Goal:
Each record below is to be copied word for word, with pictures removed.

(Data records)

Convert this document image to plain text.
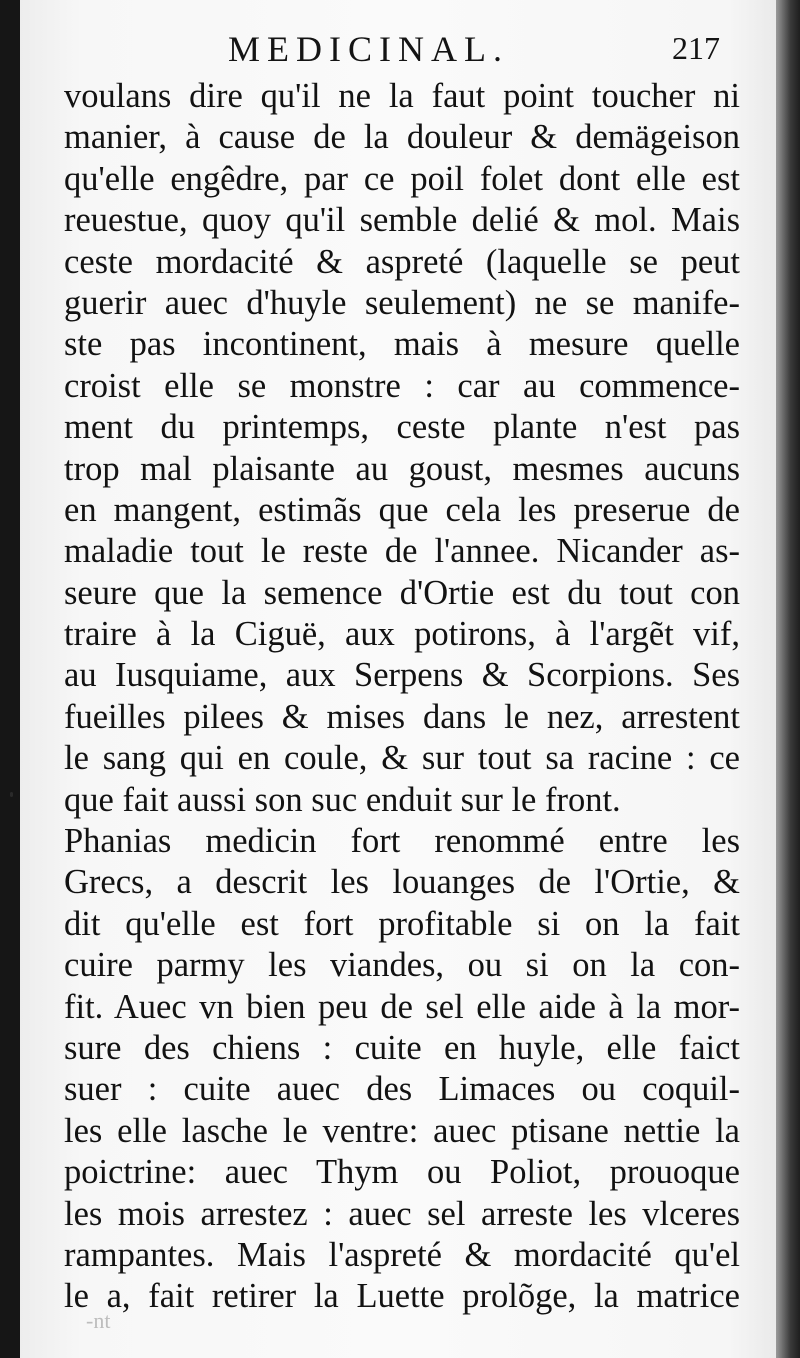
MEDICINAL.	217
voulans dire qu'il ne la faut point toucher ni
manier, à cause de la douleur & demägeison
qu'elle engêdre, par ce poil folet dont elle est
reuestue, quoy qu'il semble delié & mol. Mais
ceste mordacité & aspreté (laquelle se peut
guerir auec d'huyle seulement) ne se manife-
ste pas incontinent, mais à mesure quelle
croist elle se monstre : car au commence-
ment du printemps, ceste plante n'est pas
trop mal plaisante au goust, mesmes aucuns
en mangent, estimãs que cela les preserue de
maladie tout le reste de l'annee. Nicander as-
seure que la semence d'Ortie est du tout con
traire à la Ciguë, aux potirons, à l'argẽt vif,
au Iusquiame, aux Serpens & Scorpions. Ses
fueilles pilees & mises dans le nez, arrestent
le sang qui en coule, & sur tout sa racine : ce
que fait aussi son suc enduit sur le front.
Phanias medicin fort renommé entre les
Grecs, a descrit les louanges de l'Ortie, &
dit qu'elle est fort profitable si on la fait
cuire parmy les viandes, ou si on la con-
fit. Auec vn bien peu de sel elle aide à la mor-
sure des chiens : cuite en huyle, elle faict
suer : cuite auec des Limaces ou coquil-
les elle lasche le ventre: auec ptisane nettie la
poictrine: auec Thym ou Poliot, prouoque
les mois arrestez : auec sel arreste les vlceres
rampantes. Mais l'aspreté & mordacité qu'el
le a, fait retirer la Luette prolõge, la matrice
-nt
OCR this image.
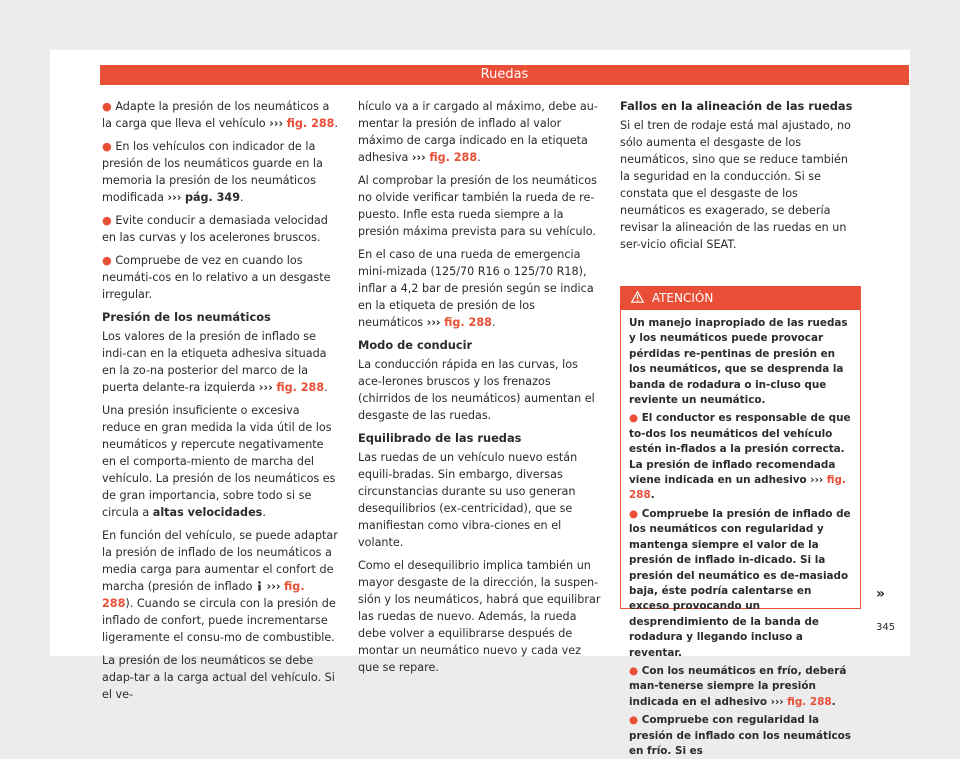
Ruedas

● Adapte la presión de los neumáticos a la carga que lleva el vehículo ››› fig. 288.

● En los vehículos con indicador de la presión de los neumáticos guarde en la memoria la presión de los neumáticos modificada ››› pág. 349.

● Evite conducir a demasiada velocidad en las curvas y los acelerones bruscos.

● Compruebe de vez en cuando los neumáti-cos en lo relativo a un desgaste irregular.

Presión de los neumáticos

Los valores de la presión de inflado se indi-can en la etiqueta adhesiva situada en la zo-na posterior del marco de la puerta delante-ra izquierda ››› fig. 288.

Una presión insuficiente o excesiva reduce en gran medida la vida útil de los neumáticos y repercute negativamente en el comporta-miento de marcha del vehículo. La presión de los neumáticos es de gran importancia, sobre todo si se circula a altas velocidades.

En función del vehículo, se puede adaptar la presión de inflado de los neumáticos a media carga para aumentar el confort de marcha (presión de inflado ››› fig. 288). Cuando se circula con la presión de inflado de confort, puede incrementarse ligeramente el consu-mo de combustible.

La presión de los neumáticos se debe adap-tar a la carga actual del vehículo. Si el ve-

hículo va a ir cargado al máximo, debe au-mentar la presión de inflado al valor máximo de carga indicado en la etiqueta adhesiva ››› fig. 288.

Al comprobar la presión de los neumáticos no olvide verificar también la rueda de re-puesto. Infle esta rueda siempre a la presión máxima prevista para su vehículo.

En el caso de una rueda de emergencia mini-mizada (125/70 R16 o 125/70 R18), inflar a 4,2 bar de presión según se indica en la etiqueta de presión de los neumáticos ››› fig. 288.

Modo de conducir

La conducción rápida en las curvas, los ace-lerones bruscos y los frenazos (chirridos de los neumáticos) aumentan el desgaste de las ruedas.

Equilibrado de las ruedas

Las ruedas de un vehículo nuevo están equili-bradas. Sin embargo, diversas circunstancias durante su uso generan desequilibrios (ex-centricidad), que se manifiestan como vibra-ciones en el volante.

Como el desequilibrio implica también un mayor desgaste de la dirección, la suspen-sión y los neumáticos, habrá que equilibrar las ruedas de nuevo. Además, la rueda debe volver a equilibrarse después de montar un neumático nuevo y cada vez que se repare.

Fallos en la alineación de las ruedas

Si el tren de rodaje está mal ajustado, no sólo aumenta el desgaste de los neumáticos, sino que se reduce también la seguridad en la conducción. Si se constata que el desgaste de los neumáticos es exagerado, se debería revisar la alineación de las ruedas en un ser-vicio oficial SEAT.

ATENCIÓN

Un manejo inapropiado de las ruedas y los neumáticos puede provocar pérdidas re-pentinas de presión en los neumáticos, que se desprenda la banda de rodadura o in-cluso que reviente un neumático.

● El conductor es responsable de que to-dos los neumáticos del vehículo estén in-flados a la presión correcta. La presión de inflado recomendada viene indicada en un adhesivo ››› fig. 288.

● Compruebe la presión de inflado de los neumáticos con regularidad y mantenga siempre el valor de la presión de inflado in-dicado. Si la presión del neumático es de-masiado baja, éste podría calentarse en exceso provocando un desprendimiento de la banda de rodadura y llegando incluso a reventar.

● Con los neumáticos en frío, deberá man-tenerse siempre la presión indicada en el adhesivo ››› fig. 288.

● Compruebe con regularidad la presión de inflado con los neumáticos en frío. Si es

»
345
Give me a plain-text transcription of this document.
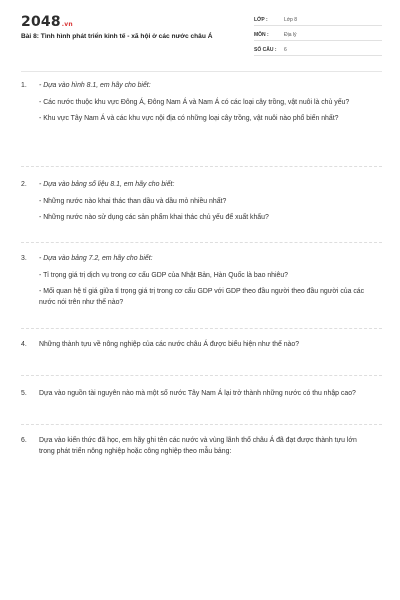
2048.vn
Bài 8: Tình hình phát triển kinh tế - xã hội ở các nước châu Á
LỚP :	Lớp 8
MÔN :	Địa lý
SỐ CÂU : 6
1.	- Dựa vào hình 8.1, em hãy cho biết:
- Các nước thuộc khu vực Đông Á, Đông Nam Á và Nam Á có các loại cây trồng, vật nuôi là chủ yếu?
- Khu vực Tây Nam Á và các khu vực nội địa có những loại cây trồng, vật nuôi nào phổ biến nhất?
2.	- Dựa vào bảng số liệu 8.1, em hãy cho biết:
- Những nước nào khai thác than dầu và dầu mỏ nhiều nhất?
- Những nước nào sử dụng các sản phẩm khai thác chủ yếu để xuất khẩu?
3.	- Dựa vào bảng 7.2, em hãy cho biết:
- Tỉ trọng giá trị dịch vụ trong cơ cấu GDP của Nhật Bản, Hàn Quốc là bao nhiêu?
- Mối quan hệ tỉ giá giữa tỉ trọng giá trị trong cơ cấu GDP với GDP theo đầu người theo đầu người của các nước nói trên như thế nào?
4.	Những thành tựu về nông nghiệp của các nước châu Á được biểu hiện như thế nào?
5.	Dựa vào nguồn tài nguyên nào mà một số nước Tây Nam Á lại trở thành những nước có thu nhập cao?
6.	Dựa vào kiến thức đã học, em hãy ghi tên các nước và vùng lãnh thổ châu Á đã đạt được thành tựu lớn trong phát triển nông nghiệp hoặc công nghiệp theo mẫu bảng:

Finished exercise:
Convert this document image to plain text.
MEDICINAL.	217
voulans dire qu'il ne la faut point toucher ni
manier, à cause de la douleur & demägeison
qu'elle engêdre, par ce poil folet dont elle est
reuestue, quoy qu'il semble delié & mol. Mais
ceste mordacité & aspreté (laquelle se peut
guerir auec d'huyle seulement) ne se manife-
ste pas incontinent, mais à mesure quelle
croist elle se monstre : car au commence-
ment du printemps, ceste plante n'est pas
trop mal plaisante au goust, mesmes aucuns
en mangent, estimãs que cela les preserue de
maladie tout le reste de l'annee. Nicander as-
seure que la semence d'Ortie est du tout con
traire à la Ciguë, aux potirons, à l'argẽt vif,
au Iusquiame, aux Serpens & Scorpions. Ses
fueilles pilees & mises dans le nez, arrestent
le sang qui en coule, & sur tout sa racine : ce
que fait aussi son suc enduit sur le front.
Phanias medicin fort renommé entre les
Grecs, a descrit les louanges de l'Ortie, &
dit qu'elle est fort profitable si on la fait
cuire parmy les viandes, ou si on la con-
fit. Auec vn bien peu de sel elle aide à la mor-
sure des chiens : cuite en huyle, elle faict
suer : cuite auec des Limaces ou coquil-
les elle lasche le ventre: auec ptisane nettie la
poictrine: auec Thym ou Poliot, prouoque
les mois arrestez : auec sel arreste les vlceres
rampantes. Mais l'aspreté & mordacité qu'el
le a, fait retirer la Luette prolõge, la matrice
-nt
OCR this image.
Ruedas

● Adapte la presión de los neumáticos a la carga que lleva el vehículo ››› fig. 288.

● En los vehículos con indicador de la presión de los neumáticos guarde en la memoria la presión de los neumáticos modificada ››› pág. 349.

● Evite conducir a demasiada velocidad en las curvas y los acelerones bruscos.

● Compruebe de vez en cuando los neumáti-cos en lo relativo a un desgaste irregular.

Presión de los neumáticos

Los valores de la presión de inflado se indi-can en la etiqueta adhesiva situada en la zo-na posterior del marco de la puerta delante-ra izquierda ››› fig. 288.

Una presión insuficiente o excesiva reduce en gran medida la vida útil de los neumáticos y repercute negativamente en el comporta-miento de marcha del vehículo. La presión de los neumáticos es de gran importancia, sobre todo si se circula a altas velocidades.

En función del vehículo, se puede adaptar la presión de inflado de los neumáticos a media carga para aumentar el confort de marcha (presión de inflado ››› fig. 288). Cuando se circula con la presión de inflado de confort, puede incrementarse ligeramente el consu-mo de combustible.

La presión de los neumáticos se debe adap-tar a la carga actual del vehículo. Si el ve-

hículo va a ir cargado al máximo, debe au-mentar la presión de inflado al valor máximo de carga indicado en la etiqueta adhesiva ››› fig. 288.

Al comprobar la presión de los neumáticos no olvide verificar también la rueda de re-puesto. Infle esta rueda siempre a la presión máxima prevista para su vehículo.

En el caso de una rueda de emergencia mini-mizada (125/70 R16 o 125/70 R18), inflar a 4,2 bar de presión según se indica en la etiqueta de presión de los neumáticos ››› fig. 288.

Modo de conducir

La conducción rápida en las curvas, los ace-lerones bruscos y los frenazos (chirridos de los neumáticos) aumentan el desgaste de las ruedas.

Equilibrado de las ruedas

Las ruedas de un vehículo nuevo están equili-bradas. Sin embargo, diversas circunstancias durante su uso generan desequilibrios (ex-centricidad), que se manifiestan como vibra-ciones en el volante.

Como el desequilibrio implica también un mayor desgaste de la dirección, la suspen-sión y los neumáticos, habrá que equilibrar las ruedas de nuevo. Además, la rueda debe volver a equilibrarse después de montar un neumático nuevo y cada vez que se repare.

Fallos en la alineación de las ruedas

Si el tren de rodaje está mal ajustado, no sólo aumenta el desgaste de los neumáticos, sino que se reduce también la seguridad en la conducción. Si se constata que el desgaste de los neumáticos es exagerado, se debería revisar la alineación de las ruedas en un ser-vicio oficial SEAT.

ATENCIÓN

Un manejo inapropiado de las ruedas y los neumáticos puede provocar pérdidas re-pentinas de presión en los neumáticos, que se desprenda la banda de rodadura o in-cluso que reviente un neumático.

● El conductor es responsable de que to-dos los neumáticos del vehículo estén in-flados a la presión correcta. La presión de inflado recomendada viene indicada en un adhesivo ››› fig. 288.

● Compruebe la presión de inflado de los neumáticos con regularidad y mantenga siempre el valor de la presión de inflado in-dicado. Si la presión del neumático es de-masiado baja, éste podría calentarse en exceso provocando un desprendimiento de la banda de rodadura y llegando incluso a reventar.

● Con los neumáticos en frío, deberá man-tenerse siempre la presión indicada en el adhesivo ››› fig. 288.

● Compruebe con regularidad la presión de inflado con los neumáticos en frío. Si es

»
345
Give me a plain-text transcription of this document.
2048.vn
Bài 8: Tình hình phát triển kinh tế - xã hội ở các nước châu Á
LỚP :	Lớp 8
MÔN :	Địa lý
SỐ CÂU : 6
1.	- Dựa vào hình 8.1, em hãy cho biết:
- Các nước thuộc khu vực Đông Á, Đông Nam Á và Nam Á có các loại cây trồng, vật nuôi là chủ yếu?
- Khu vực Tây Nam Á và các khu vực nội địa có những loại cây trồng, vật nuôi nào phổ biến nhất?
2.	- Dựa vào bảng số liệu 8.1, em hãy cho biết:
- Những nước nào khai thác than dầu và dầu mỏ nhiều nhất?
- Những nước nào sử dụng các sản phẩm khai thác chủ yếu để xuất khẩu?
3.	- Dựa vào bảng 7.2, em hãy cho biết:
- Tỉ trọng giá trị dịch vụ trong cơ cấu GDP của Nhật Bản, Hàn Quốc là bao nhiêu?
- Mối quan hệ tỉ giá giữa tỉ trọng giá trị trong cơ cấu GDP với GDP theo đầu người theo đầu người của các nước nói trên như thế nào?
4.	Những thành tựu về nông nghiệp của các nước châu Á được biểu hiện như thế nào?
5.	Dựa vào nguồn tài nguyên nào mà một số nước Tây Nam Á lại trở thành những nước có thu nhập cao?
6.	Dựa vào kiến thức đã học, em hãy ghi tên các nước và vùng lãnh thổ châu Á đã đạt được thành tựu lớn trong phát triển nông nghiệp hoặc công nghiệp theo mẫu bảng:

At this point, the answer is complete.